■ **Challenge**: Return all lines that include the string "index".
***** Record list *****
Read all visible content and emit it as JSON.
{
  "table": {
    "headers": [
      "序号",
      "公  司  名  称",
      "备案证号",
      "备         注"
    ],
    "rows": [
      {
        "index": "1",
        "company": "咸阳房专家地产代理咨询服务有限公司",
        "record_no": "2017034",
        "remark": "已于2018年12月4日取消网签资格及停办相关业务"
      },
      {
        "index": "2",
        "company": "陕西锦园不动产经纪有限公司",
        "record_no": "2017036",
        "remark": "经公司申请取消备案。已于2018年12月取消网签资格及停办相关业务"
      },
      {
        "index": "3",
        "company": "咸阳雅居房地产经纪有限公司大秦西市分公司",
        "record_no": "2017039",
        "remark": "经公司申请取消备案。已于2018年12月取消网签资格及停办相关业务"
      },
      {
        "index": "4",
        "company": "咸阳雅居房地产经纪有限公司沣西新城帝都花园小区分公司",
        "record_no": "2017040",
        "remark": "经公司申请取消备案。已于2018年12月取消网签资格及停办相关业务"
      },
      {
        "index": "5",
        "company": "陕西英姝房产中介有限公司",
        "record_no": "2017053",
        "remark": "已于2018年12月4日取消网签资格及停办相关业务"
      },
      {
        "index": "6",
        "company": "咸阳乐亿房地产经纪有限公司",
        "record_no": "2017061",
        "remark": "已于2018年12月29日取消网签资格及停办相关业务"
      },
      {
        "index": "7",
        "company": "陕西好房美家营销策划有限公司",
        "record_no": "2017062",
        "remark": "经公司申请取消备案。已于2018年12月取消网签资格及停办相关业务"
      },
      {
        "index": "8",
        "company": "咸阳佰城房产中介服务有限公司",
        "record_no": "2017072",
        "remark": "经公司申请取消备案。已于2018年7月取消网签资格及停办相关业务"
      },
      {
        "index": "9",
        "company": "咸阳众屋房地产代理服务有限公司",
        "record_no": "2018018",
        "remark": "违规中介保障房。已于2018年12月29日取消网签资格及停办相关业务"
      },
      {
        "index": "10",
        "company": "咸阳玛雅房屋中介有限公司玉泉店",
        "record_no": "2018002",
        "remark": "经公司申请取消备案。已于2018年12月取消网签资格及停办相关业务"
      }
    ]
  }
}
*****
***** Record list *****
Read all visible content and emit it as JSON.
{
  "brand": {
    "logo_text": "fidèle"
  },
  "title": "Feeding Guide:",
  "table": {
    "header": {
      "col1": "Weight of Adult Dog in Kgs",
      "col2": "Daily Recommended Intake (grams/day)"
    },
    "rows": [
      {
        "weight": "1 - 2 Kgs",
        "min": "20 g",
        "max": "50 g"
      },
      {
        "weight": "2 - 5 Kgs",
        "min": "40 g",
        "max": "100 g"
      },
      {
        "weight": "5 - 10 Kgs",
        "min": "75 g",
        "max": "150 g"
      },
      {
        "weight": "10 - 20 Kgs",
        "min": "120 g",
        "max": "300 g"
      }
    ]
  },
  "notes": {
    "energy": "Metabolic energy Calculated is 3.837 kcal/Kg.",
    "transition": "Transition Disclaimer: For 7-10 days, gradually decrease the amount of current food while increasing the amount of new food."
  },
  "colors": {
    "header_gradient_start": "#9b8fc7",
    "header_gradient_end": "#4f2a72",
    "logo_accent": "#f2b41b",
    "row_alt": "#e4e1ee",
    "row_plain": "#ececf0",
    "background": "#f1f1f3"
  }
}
*****
■ **The completed task**:
        "index": "1",
        "index": "2",
        "index": "3",
        "index": "4",
        "index": "5",
        "index": "6",
        "index": "7",
        "index": "8",
        "index": "9",
        "index": "10",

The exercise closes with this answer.